## Records shown
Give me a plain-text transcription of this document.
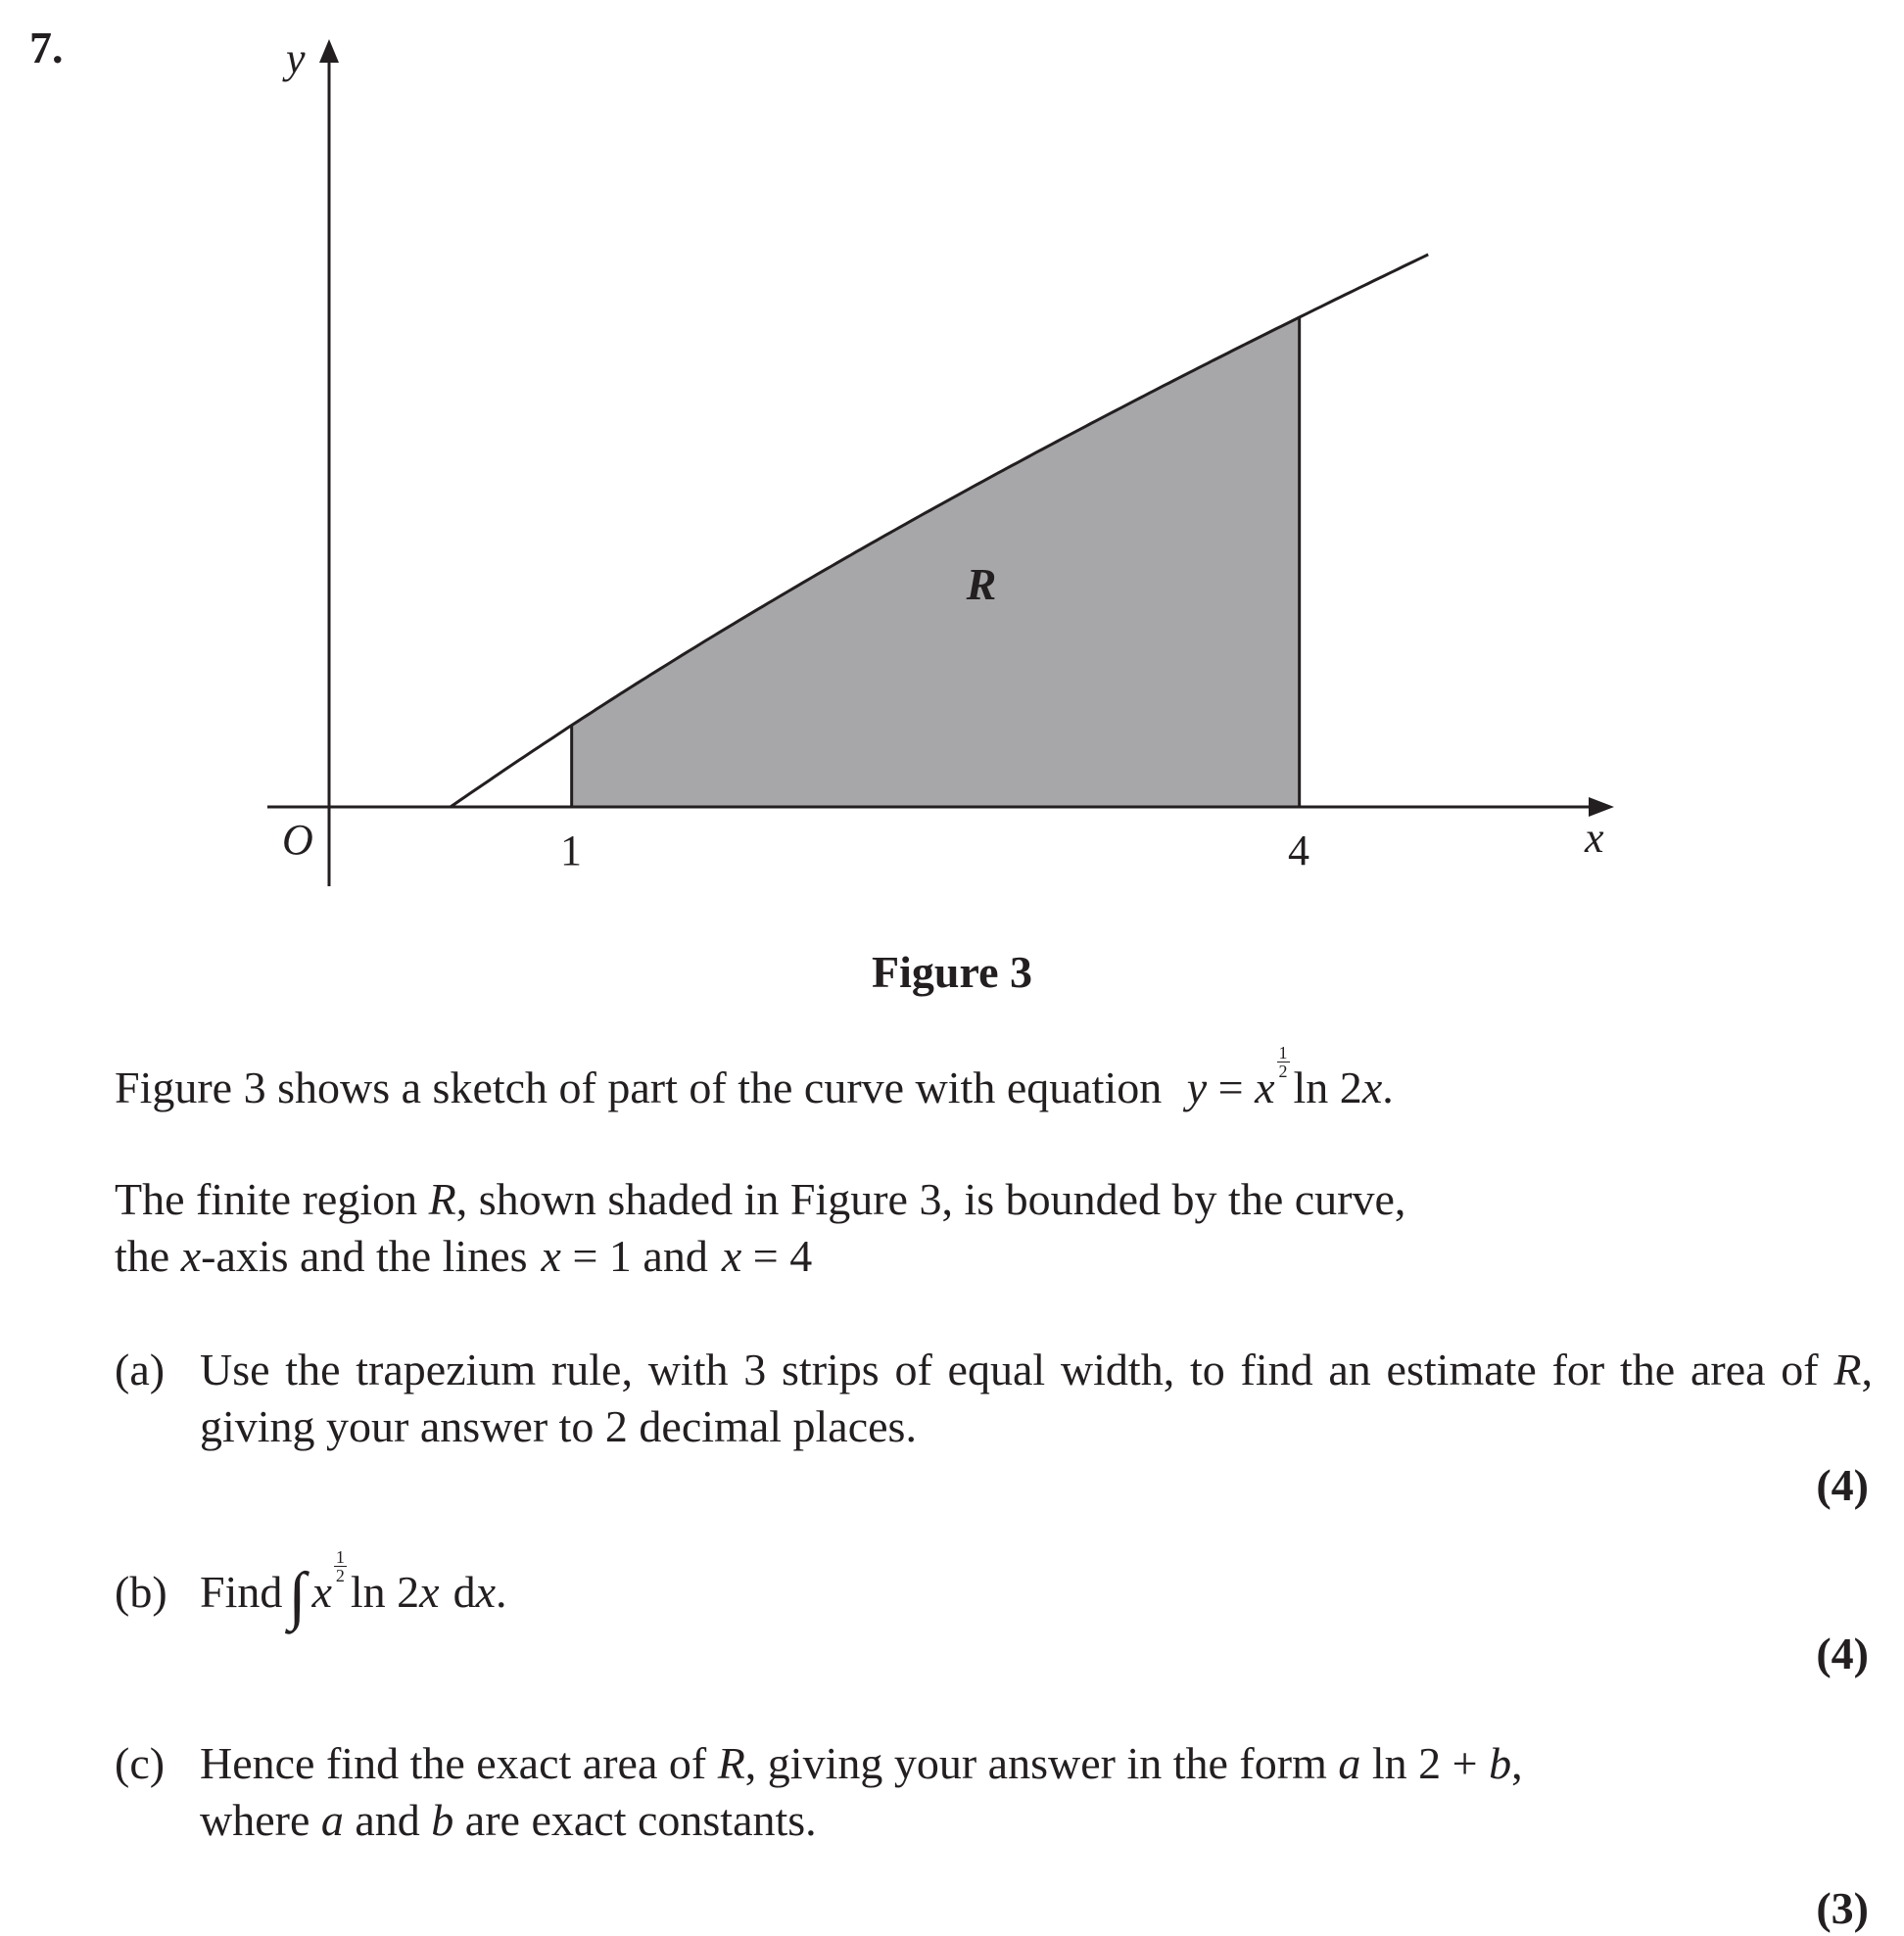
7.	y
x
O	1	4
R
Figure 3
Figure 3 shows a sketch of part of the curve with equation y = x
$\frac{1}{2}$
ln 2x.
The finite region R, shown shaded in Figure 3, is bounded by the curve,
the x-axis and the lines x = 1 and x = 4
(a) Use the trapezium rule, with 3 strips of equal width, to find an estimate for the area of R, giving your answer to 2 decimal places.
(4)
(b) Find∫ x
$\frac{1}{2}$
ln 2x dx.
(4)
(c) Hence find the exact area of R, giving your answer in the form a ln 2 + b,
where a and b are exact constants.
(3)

---

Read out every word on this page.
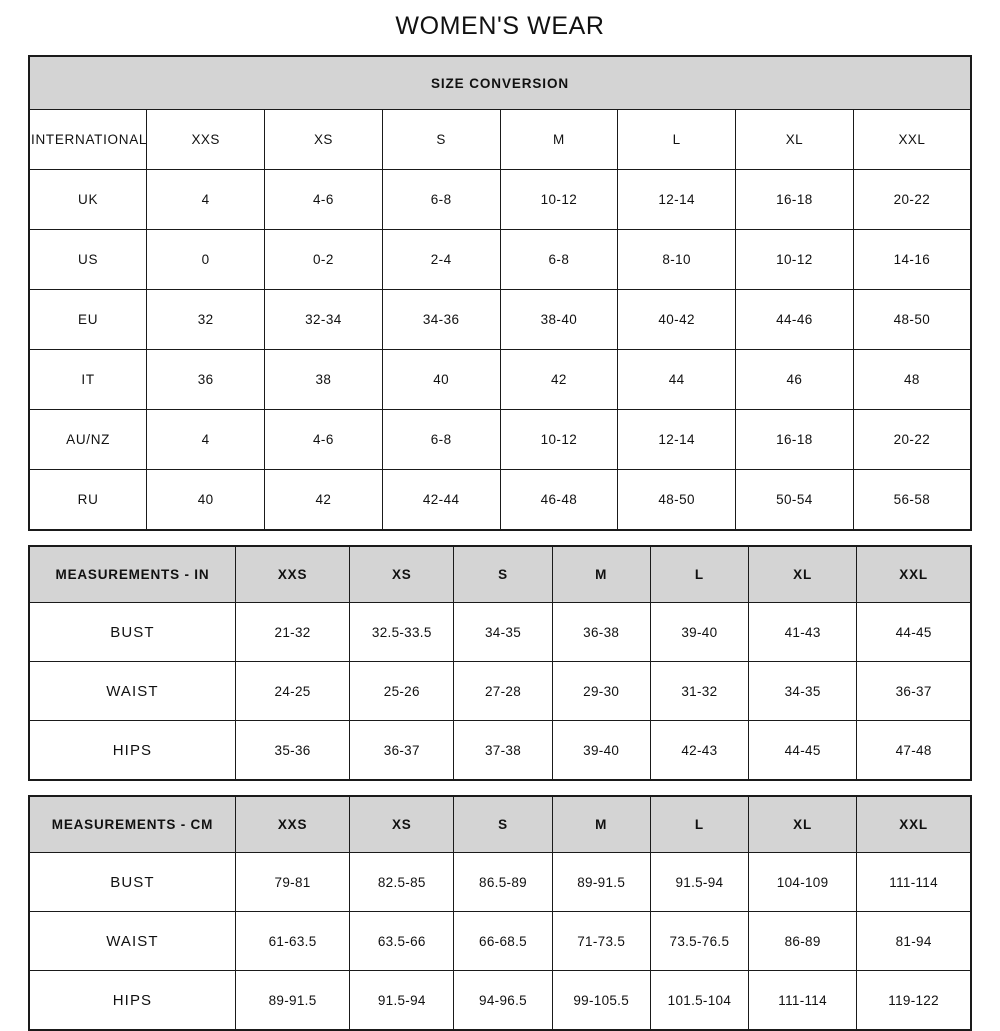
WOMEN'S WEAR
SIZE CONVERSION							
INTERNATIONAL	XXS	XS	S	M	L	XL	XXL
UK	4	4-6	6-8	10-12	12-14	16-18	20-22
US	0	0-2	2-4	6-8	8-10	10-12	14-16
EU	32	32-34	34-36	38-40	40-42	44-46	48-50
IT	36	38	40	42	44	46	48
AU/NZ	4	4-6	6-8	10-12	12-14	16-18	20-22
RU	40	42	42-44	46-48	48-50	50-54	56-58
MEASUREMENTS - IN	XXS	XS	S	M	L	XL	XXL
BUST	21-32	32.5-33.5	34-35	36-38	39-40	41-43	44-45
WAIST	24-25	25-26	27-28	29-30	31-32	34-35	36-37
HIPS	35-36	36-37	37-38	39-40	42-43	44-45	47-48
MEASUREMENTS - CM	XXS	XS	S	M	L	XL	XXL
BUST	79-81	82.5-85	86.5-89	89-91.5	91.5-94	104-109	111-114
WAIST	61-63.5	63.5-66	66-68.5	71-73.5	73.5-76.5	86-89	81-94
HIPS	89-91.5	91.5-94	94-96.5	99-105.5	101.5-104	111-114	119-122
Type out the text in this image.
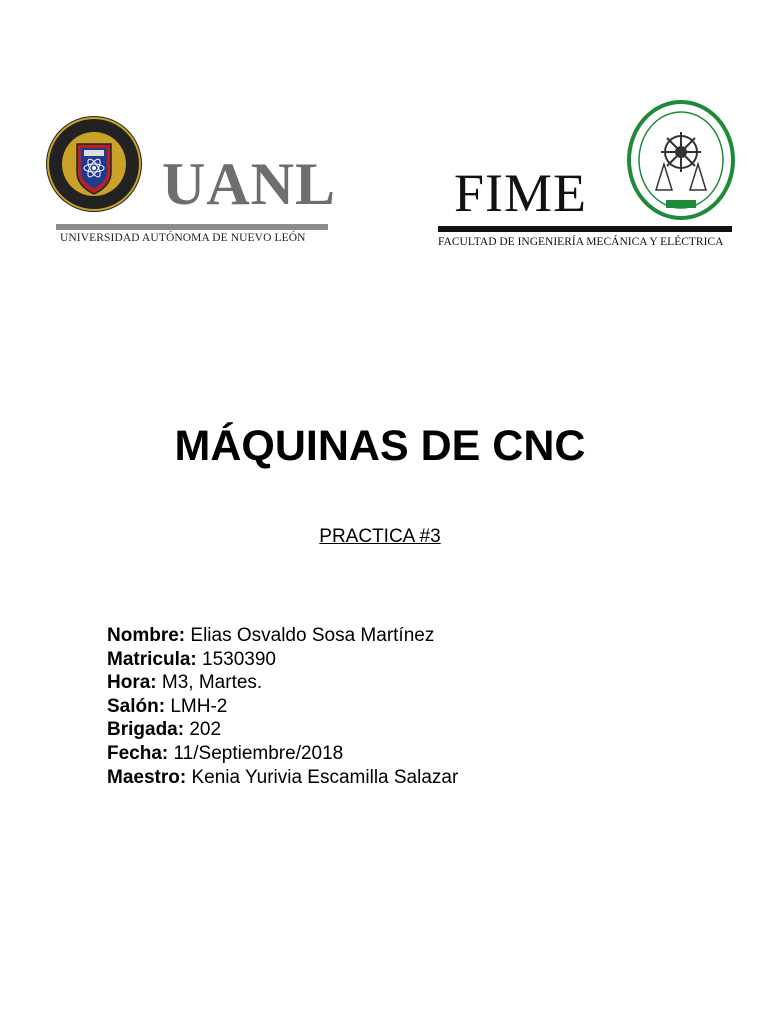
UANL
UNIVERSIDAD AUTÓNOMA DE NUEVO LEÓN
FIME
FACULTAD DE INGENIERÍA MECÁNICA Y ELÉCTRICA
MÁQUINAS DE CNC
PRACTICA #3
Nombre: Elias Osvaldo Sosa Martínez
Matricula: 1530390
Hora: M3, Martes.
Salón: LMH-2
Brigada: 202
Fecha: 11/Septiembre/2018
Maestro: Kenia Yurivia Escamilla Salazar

---

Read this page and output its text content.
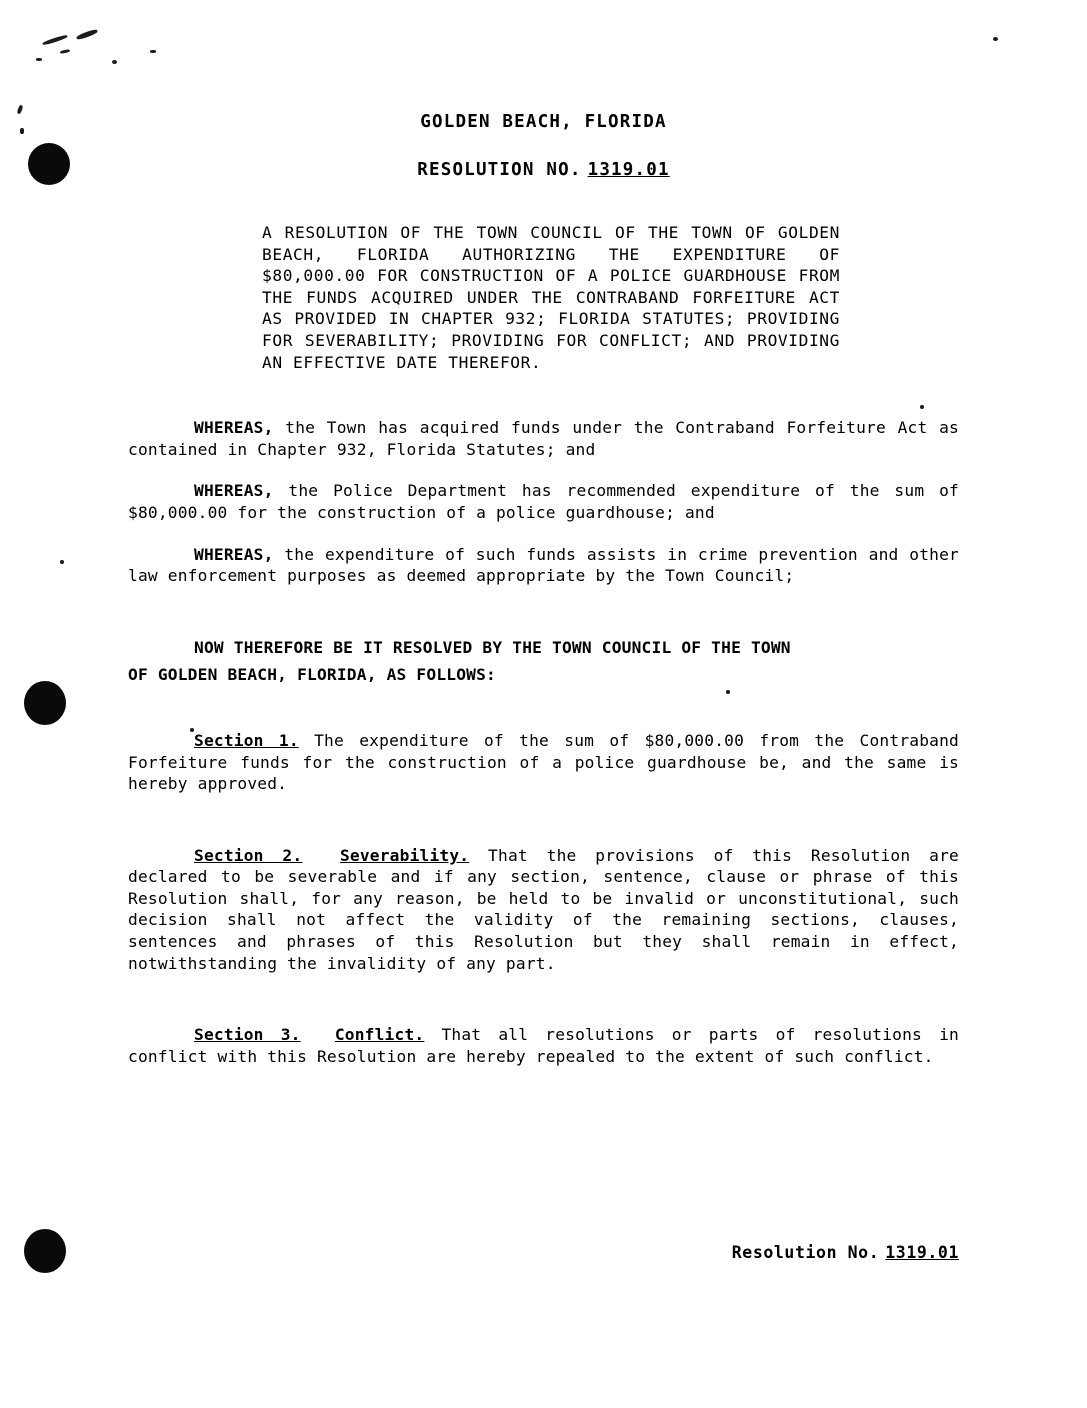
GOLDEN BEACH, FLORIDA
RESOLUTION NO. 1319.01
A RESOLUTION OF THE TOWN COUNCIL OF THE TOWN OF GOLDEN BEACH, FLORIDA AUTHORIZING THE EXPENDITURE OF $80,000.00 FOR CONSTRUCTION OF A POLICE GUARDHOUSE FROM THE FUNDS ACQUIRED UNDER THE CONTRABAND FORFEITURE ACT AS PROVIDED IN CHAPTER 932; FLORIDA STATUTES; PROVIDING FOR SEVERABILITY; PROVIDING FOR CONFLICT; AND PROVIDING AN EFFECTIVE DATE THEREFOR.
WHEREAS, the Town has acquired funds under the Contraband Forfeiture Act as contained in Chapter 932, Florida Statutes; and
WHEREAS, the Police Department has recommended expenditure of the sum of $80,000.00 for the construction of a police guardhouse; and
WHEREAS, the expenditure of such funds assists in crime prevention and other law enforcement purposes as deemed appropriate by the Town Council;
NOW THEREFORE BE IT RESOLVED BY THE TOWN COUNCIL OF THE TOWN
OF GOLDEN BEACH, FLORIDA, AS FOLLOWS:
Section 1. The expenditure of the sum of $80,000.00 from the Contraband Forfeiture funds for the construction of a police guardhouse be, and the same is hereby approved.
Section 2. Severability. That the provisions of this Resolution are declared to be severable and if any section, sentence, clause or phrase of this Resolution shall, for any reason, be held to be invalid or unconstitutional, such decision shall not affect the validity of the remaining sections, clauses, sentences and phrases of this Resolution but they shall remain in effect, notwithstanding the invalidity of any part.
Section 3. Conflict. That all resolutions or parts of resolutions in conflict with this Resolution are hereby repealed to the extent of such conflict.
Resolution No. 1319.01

## Directions
Gather all lines where the word "curve" appears.

## Final result
Figure 3 shows a sketch of part of the curve with equation y = x
The finite region R, shown shaded in Figure 3, is bounded by the curve,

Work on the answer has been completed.